Of all the lines in these entries, how many contain the string "What"? Give only that count.
==================================================
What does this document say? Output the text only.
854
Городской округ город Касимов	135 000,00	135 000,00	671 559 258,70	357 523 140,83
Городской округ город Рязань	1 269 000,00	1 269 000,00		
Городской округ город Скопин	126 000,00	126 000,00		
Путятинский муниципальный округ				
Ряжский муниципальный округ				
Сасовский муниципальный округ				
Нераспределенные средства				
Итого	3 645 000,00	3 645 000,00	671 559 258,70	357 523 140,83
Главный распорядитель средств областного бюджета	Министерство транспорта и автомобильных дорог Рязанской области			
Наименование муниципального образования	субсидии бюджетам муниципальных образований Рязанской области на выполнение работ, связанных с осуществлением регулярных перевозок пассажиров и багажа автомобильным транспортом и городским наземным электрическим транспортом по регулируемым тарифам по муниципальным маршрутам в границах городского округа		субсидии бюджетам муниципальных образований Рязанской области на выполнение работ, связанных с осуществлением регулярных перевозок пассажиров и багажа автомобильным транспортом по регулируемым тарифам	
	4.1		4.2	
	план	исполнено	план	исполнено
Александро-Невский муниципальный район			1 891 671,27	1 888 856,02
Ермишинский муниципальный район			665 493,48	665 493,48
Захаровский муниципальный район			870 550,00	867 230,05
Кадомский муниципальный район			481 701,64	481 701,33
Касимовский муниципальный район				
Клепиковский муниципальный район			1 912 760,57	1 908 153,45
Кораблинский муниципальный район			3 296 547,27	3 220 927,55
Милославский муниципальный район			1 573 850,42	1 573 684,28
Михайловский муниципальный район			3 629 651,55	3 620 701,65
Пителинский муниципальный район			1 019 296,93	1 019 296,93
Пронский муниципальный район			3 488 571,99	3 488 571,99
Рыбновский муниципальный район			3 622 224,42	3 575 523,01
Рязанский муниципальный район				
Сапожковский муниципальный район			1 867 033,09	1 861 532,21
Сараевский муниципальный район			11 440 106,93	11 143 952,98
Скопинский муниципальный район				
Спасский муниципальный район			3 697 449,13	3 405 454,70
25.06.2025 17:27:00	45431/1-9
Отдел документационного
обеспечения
==================================================
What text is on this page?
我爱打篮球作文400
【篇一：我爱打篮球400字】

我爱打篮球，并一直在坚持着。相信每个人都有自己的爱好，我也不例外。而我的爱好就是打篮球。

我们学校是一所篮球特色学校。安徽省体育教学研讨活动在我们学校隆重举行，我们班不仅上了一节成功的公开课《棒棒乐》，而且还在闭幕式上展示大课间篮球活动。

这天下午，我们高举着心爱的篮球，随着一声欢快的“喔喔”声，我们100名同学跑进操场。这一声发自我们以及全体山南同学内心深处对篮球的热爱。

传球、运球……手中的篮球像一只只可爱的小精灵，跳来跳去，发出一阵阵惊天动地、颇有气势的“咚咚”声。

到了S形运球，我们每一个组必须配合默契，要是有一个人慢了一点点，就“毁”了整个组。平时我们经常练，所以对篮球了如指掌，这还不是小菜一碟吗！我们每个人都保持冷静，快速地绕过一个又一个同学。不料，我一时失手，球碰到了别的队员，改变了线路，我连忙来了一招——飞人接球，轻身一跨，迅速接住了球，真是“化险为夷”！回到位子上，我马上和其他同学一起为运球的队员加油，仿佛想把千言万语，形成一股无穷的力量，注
==================================================
• [Full response]: 2